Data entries
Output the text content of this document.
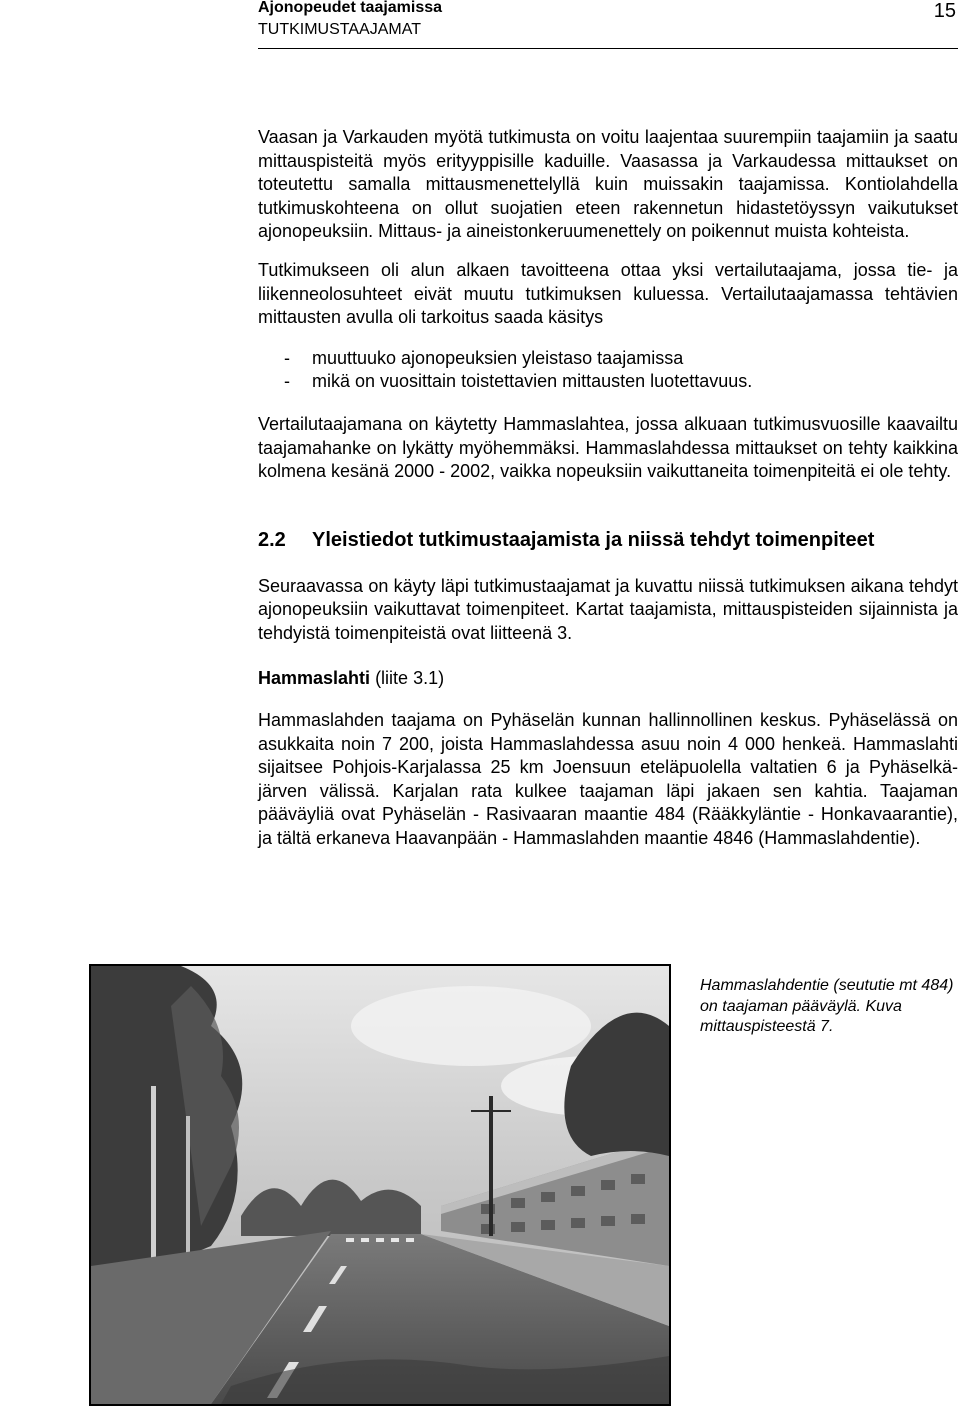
Ajonopeudet taajamissa
TUTKIMUSTAAJAMAT
15

Vaasan ja Varkauden myötä tutkimusta on voitu laajentaa suurempiin taajamiin ja saatu mittauspisteitä myös erityyppisille kaduille. Vaasassa ja Varkaudessa mittaukset on toteutettu samalla mittausmenettelyllä kuin muissakin taajamissa. Kontiolahdella tutkimuskohteena on ollut suojatien eteen rakennetun hidastetöyssyn vaikutukset ajonopeuksiin. Mittaus- ja aineistonkeruumenettely on poikennut muista kohteista.

Tutkimukseen oli alun alkaen tavoitteena ottaa yksi vertailutaajama, jossa tie- ja liikenneolosuhteet eivät muutu tutkimuksen kuluessa. Vertailutaajamassa tehtävien mittausten avulla oli tarkoitus saada käsitys

- muuttuuko ajonopeuksien yleistaso taajamissa
- mikä on vuosittain toistettavien mittausten luotettavuus.

Vertailutaajamana on käytetty Hammaslahtea, jossa alkuaan tutkimusvuosille kaavailtu taajamahanke on lykätty myöhemmäksi. Hammaslahdessa mittaukset on tehty kaikkina kolmena kesänä 2000 - 2002, vaikka nopeuksiin vaikuttaneita toimenpiteitä ei ole tehty.

2.2 Yleistiedot tutkimustaajamista ja niissä tehdyt toimenpiteet

Seuraavassa on käyty läpi tutkimustaajamat ja kuvattu niissä tutkimuksen aikana tehdyt ajonopeuksiin vaikuttavat toimenpiteet. Kartat taajamista, mittauspisteiden sijainnista ja tehdyistä toimenpiteistä ovat liitteenä 3.

Hammaslahti (liite 3.1)

Hammaslahden taajama on Pyhäselän kunnan hallinnollinen keskus. Pyhäselässä on asukkaita noin 7 200, joista Hammaslahdessa asuu noin 4 000 henkeä. Hammaslahti sijaitsee Pohjois-Karjalassa 25 km Joensuun eteläpuolella valtatien 6 ja Pyhäselkä-järven välissä. Karjalan rata kulkee taajaman läpi jakaen sen kahtia. Taajaman pääväyliä ovat Pyhäselän - Rasivaaran maantie 484 (Rääkkyläntie - Honkavaarantie), ja tältä erkaneva Haavanpään - Hammaslahden maantie 4846 (Hammaslahdentie).

Hammaslahdentie (seututie mt 484) on taajaman pääväylä. Kuva mittauspisteestä 7.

What is needed: Pictures in the records above are not copied; print everything else exactly.

Full response:
Output the text content of this document.
Ajonopeudet taajamissa
TUTKIMUSTAAJAMAT
15

Vaasan ja Varkauden myötä tutkimusta on voitu laajentaa suurempiin taajamiin ja saatu mittauspisteitä myös erityyppisille kaduille. Vaasassa ja Varkaudessa mittaukset on toteutettu samalla mittausmenettelyllä kuin muissakin taajamissa. Kontiolahdella tutkimuskohteena on ollut suojatien eteen rakennetun hidastetöyssyn vaikutukset ajonopeuksiin. Mittaus- ja aineistonkeruumenettely on poikennut muista kohteista.

Tutkimukseen oli alun alkaen tavoitteena ottaa yksi vertailutaajama, jossa tie- ja liikenneolosuhteet eivät muutu tutkimuksen kuluessa. Vertailutaajamassa tehtävien mittausten avulla oli tarkoitus saada käsitys

- muuttuuko ajonopeuksien yleistaso taajamissa
- mikä on vuosittain toistettavien mittausten luotettavuus.

Vertailutaajamana on käytetty Hammaslahtea, jossa alkuaan tutkimusvuosille kaavailtu taajamahanke on lykätty myöhemmäksi. Hammaslahdessa mittaukset on tehty kaikkina kolmena kesänä 2000 - 2002, vaikka nopeuksiin vaikuttaneita toimenpiteitä ei ole tehty.

2.2 Yleistiedot tutkimustaajamista ja niissä tehdyt toimenpiteet

Seuraavassa on käyty läpi tutkimustaajamat ja kuvattu niissä tutkimuksen aikana tehdyt ajonopeuksiin vaikuttavat toimenpiteet. Kartat taajamista, mittauspisteiden sijainnista ja tehdyistä toimenpiteistä ovat liitteenä 3.

Hammaslahti (liite 3.1)

Hammaslahden taajama on Pyhäselän kunnan hallinnollinen keskus. Pyhäselässä on asukkaita noin 7 200, joista Hammaslahdessa asuu noin 4 000 henkeä. Hammaslahti sijaitsee Pohjois-Karjalassa 25 km Joensuun eteläpuolella valtatien 6 ja Pyhäselkä-järven välissä. Karjalan rata kulkee taajaman läpi jakaen sen kahtia. Taajaman pääväyliä ovat Pyhäselän - Rasivaaran maantie 484 (Rääkkyläntie - Honkavaarantie), ja tältä erkaneva Haavanpään - Hammaslahden maantie 4846 (Hammaslahdentie).

Hammaslahdentie (seututie mt 484) on taajaman pääväylä. Kuva mittauspisteestä 7.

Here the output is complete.